━━━ Provided information

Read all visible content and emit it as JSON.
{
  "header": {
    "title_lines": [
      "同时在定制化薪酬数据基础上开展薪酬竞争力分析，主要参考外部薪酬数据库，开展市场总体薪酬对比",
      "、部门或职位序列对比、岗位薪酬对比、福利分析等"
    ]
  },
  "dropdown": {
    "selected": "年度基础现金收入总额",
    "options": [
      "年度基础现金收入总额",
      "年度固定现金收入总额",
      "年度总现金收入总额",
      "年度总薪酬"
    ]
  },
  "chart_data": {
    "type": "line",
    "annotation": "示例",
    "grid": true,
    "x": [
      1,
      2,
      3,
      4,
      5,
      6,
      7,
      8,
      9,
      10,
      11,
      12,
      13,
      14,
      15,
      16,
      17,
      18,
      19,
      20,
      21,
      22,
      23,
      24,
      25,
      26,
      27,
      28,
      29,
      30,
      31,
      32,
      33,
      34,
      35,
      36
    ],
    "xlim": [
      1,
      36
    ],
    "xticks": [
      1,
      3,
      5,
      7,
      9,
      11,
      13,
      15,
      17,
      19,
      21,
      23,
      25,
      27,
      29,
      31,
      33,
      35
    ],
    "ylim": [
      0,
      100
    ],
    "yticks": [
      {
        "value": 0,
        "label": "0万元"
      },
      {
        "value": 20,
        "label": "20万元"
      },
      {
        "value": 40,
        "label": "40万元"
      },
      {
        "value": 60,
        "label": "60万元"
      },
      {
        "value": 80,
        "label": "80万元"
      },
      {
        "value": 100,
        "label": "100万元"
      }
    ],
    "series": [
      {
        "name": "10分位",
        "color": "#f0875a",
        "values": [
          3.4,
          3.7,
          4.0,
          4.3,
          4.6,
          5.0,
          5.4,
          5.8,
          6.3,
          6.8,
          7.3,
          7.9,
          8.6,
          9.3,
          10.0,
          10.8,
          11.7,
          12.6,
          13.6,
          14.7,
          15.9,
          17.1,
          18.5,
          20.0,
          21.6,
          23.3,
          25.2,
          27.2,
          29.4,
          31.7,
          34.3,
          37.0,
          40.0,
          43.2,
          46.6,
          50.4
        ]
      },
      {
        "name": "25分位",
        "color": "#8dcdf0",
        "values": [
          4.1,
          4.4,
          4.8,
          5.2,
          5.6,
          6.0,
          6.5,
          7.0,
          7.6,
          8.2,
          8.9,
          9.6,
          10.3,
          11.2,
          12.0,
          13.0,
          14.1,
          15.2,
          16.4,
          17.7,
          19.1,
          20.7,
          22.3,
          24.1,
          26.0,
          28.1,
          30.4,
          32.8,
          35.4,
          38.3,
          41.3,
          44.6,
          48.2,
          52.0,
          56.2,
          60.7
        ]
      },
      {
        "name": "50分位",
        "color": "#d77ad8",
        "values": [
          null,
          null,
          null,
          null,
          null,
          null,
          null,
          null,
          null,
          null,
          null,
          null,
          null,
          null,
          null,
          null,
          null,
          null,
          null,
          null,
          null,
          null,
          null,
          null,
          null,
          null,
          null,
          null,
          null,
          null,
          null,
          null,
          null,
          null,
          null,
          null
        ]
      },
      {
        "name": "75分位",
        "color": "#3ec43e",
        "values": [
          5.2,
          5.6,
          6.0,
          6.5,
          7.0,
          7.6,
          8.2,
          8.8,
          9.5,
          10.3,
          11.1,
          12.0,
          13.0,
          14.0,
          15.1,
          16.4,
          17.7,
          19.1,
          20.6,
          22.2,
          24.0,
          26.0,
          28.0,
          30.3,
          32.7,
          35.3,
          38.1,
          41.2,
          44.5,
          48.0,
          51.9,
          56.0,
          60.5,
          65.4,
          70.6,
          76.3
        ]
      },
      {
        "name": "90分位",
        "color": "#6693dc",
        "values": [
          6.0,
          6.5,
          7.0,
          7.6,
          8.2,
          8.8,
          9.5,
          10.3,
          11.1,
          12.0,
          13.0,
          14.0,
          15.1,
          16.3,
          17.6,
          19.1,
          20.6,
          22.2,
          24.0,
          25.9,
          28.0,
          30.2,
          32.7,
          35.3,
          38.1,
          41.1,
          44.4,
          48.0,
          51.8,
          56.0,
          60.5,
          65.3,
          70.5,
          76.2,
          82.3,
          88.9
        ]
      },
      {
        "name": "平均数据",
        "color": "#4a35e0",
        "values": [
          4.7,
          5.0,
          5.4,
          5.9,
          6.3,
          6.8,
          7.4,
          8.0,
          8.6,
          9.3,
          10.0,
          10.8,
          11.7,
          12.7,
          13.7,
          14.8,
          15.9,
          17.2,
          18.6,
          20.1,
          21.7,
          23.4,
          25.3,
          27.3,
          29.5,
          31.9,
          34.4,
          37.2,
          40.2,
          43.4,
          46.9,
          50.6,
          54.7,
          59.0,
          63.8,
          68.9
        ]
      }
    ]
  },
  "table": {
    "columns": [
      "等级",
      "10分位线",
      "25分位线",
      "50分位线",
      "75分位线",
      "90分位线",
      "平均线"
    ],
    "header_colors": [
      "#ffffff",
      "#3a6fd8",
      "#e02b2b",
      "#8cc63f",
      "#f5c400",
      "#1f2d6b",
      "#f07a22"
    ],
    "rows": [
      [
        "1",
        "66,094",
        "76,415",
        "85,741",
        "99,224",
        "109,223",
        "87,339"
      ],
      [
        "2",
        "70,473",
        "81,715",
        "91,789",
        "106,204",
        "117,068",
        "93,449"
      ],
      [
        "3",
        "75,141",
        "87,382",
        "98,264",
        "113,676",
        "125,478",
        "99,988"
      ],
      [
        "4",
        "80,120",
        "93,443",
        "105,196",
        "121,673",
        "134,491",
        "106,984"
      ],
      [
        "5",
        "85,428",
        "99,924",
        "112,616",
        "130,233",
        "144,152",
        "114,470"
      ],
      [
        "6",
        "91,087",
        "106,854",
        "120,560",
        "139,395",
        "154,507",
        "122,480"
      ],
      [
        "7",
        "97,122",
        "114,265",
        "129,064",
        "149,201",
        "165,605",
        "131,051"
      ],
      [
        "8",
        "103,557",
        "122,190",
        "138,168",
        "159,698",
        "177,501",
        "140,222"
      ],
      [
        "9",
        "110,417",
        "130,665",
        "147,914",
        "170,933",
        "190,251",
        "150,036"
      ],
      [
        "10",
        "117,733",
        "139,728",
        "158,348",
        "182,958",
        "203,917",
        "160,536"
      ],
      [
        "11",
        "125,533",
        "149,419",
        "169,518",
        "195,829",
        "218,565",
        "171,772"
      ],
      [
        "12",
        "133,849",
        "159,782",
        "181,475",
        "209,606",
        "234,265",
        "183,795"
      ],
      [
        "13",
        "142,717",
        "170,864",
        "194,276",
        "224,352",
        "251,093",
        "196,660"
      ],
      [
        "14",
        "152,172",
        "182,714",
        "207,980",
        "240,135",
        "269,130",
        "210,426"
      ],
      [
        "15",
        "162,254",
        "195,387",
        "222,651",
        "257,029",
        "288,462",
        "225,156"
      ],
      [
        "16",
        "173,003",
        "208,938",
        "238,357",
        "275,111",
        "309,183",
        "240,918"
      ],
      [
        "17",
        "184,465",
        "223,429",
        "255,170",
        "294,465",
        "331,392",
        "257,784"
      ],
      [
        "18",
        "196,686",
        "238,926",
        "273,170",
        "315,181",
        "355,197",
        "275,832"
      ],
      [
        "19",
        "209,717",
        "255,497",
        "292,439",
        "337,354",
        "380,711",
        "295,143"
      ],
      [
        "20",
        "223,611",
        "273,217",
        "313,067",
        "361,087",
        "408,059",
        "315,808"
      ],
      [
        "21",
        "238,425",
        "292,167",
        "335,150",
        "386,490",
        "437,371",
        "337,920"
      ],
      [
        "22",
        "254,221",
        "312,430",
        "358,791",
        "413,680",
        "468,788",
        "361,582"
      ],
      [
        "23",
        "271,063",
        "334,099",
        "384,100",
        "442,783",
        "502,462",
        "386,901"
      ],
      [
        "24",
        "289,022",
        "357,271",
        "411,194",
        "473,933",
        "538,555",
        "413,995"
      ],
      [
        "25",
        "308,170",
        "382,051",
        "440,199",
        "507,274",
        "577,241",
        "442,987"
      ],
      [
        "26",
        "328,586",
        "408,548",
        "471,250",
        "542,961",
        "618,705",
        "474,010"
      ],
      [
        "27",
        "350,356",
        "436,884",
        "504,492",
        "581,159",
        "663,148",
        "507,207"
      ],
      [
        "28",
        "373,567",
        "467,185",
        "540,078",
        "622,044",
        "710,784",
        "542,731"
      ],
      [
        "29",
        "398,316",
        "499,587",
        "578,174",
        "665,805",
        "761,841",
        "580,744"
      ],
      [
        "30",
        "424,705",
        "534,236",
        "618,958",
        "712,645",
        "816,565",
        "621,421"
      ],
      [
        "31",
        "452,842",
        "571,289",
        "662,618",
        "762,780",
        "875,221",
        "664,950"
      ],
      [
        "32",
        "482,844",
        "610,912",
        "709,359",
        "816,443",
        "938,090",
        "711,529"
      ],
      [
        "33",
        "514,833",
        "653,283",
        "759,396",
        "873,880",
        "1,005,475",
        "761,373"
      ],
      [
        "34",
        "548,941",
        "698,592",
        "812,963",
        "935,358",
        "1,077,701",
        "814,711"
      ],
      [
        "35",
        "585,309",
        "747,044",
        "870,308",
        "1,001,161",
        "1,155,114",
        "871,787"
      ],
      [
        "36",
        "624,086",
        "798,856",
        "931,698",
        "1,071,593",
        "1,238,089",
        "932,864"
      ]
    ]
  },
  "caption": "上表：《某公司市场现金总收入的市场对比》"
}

━━━━━━

Exercise goal = Give only the number of lines in the material above where the string "label" appears.

Worked answer = 6